▸ **Exercise brief**:
Transcribe the listing exactly, leaving out every picture.

▸ **Given data**:
——

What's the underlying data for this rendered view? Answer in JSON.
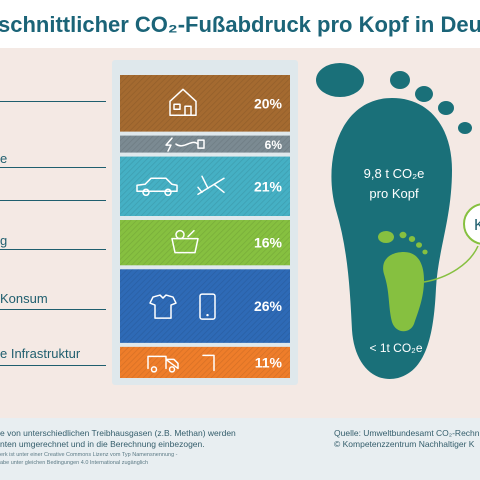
{
  "title": "schnittlicher CO₂-Fußabdruck pro Kopf in Deutsch",
  "category_labels": [
    "",
    "e",
    "",
    "g",
    " Konsum",
    "e Infrastruktur"
  ],
  "colors": {
    "housing": "#a46a30",
    "electricity": "#7b8a92",
    "mobility": "#45b0c4",
    "food": "#86c040",
    "consumption": "#2e6ab6",
    "infrastructure": "#ee7d2a",
    "foot_big": "#1a7079",
    "foot_small": "#86c040",
    "panel": "#dfe8ec"
  },
  "chart_data": {
    "type": "bar",
    "orientation": "horizontal",
    "unit": "%",
    "categories": [
      "",
      "",
      "",
      "",
      "",
      ""
    ],
    "values": [
      20,
      6,
      21,
      16,
      26,
      11
    ],
    "value_labels": [
      "20%",
      "6%",
      "21%",
      "16%",
      "26%",
      "11%"
    ],
    "icons": [
      [
        "house-icon"
      ],
      [
        "lightning-icon",
        "plug-icon"
      ],
      [
        "car-icon",
        "airplane-icon"
      ],
      [
        "food-bag-icon"
      ],
      [
        "shirt-icon",
        "smartphone-icon"
      ],
      [
        "truck-icon",
        "pipe-icon"
      ]
    ]
  },
  "footprint": {
    "big_value": "9,8 t CO₂e",
    "big_unit": "pro Kopf",
    "small_value": "< 1t CO₂e",
    "callout_letter": "K"
  },
  "footer": {
    "left_line1": "e von unterschiedlichen Treibhausgasen (z.B. Methan) werden",
    "left_line2": "nten umgerechnet und in die Berechnung einbezogen.",
    "left_small1": "erk ist unter einer Creative Commons Lizenz vom Typ Namensnennung -",
    "left_small2": "abe unter gleichen Bedingungen 4.0 International zugänglich",
    "right_line1": "Quelle: Umweltbundesamt CO₂-Rechn",
    "right_line2": "© Kompetenzzentrum Nachhaltiger K"
  }
}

——

▸ **Solution**:
What's the underlying data for this rendered view? Answer in JSON.
{
  "title": "schnittlicher CO₂-Fußabdruck pro Kopf in Deutsch",
  "category_labels": [
    "",
    "e",
    "",
    "g",
    " Konsum",
    "e Infrastruktur"
  ],
  "colors": {
    "housing": "#a46a30",
    "electricity": "#7b8a92",
    "mobility": "#45b0c4",
    "food": "#86c040",
    "consumption": "#2e6ab6",
    "infrastructure": "#ee7d2a",
    "foot_big": "#1a7079",
    "foot_small": "#86c040",
    "panel": "#dfe8ec"
  },
  "chart_data": {
    "type": "bar",
    "orientation": "horizontal",
    "unit": "%",
    "categories": [
      "",
      "",
      "",
      "",
      "",
      ""
    ],
    "values": [
      20,
      6,
      21,
      16,
      26,
      11
    ],
    "value_labels": [
      "20%",
      "6%",
      "21%",
      "16%",
      "26%",
      "11%"
    ],
    "icons": [
      [
        "house-icon"
      ],
      [
        "lightning-icon",
        "plug-icon"
      ],
      [
        "car-icon",
        "airplane-icon"
      ],
      [
        "food-bag-icon"
      ],
      [
        "shirt-icon",
        "smartphone-icon"
      ],
      [
        "truck-icon",
        "pipe-icon"
      ]
    ]
  },
  "footprint": {
    "big_value": "9,8 t CO₂e",
    "big_unit": "pro Kopf",
    "small_value": "< 1t CO₂e",
    "callout_letter": "K"
  },
  "footer": {
    "left_line1": "e von unterschiedlichen Treibhausgasen (z.B. Methan) werden",
    "left_line2": "nten umgerechnet und in die Berechnung einbezogen.",
    "left_small1": "erk ist unter einer Creative Commons Lizenz vom Typ Namensnennung -",
    "left_small2": "abe unter gleichen Bedingungen 4.0 International zugänglich",
    "right_line1": "Quelle: Umweltbundesamt CO₂-Rechn",
    "right_line2": "© Kompetenzzentrum Nachhaltiger K"
  }
}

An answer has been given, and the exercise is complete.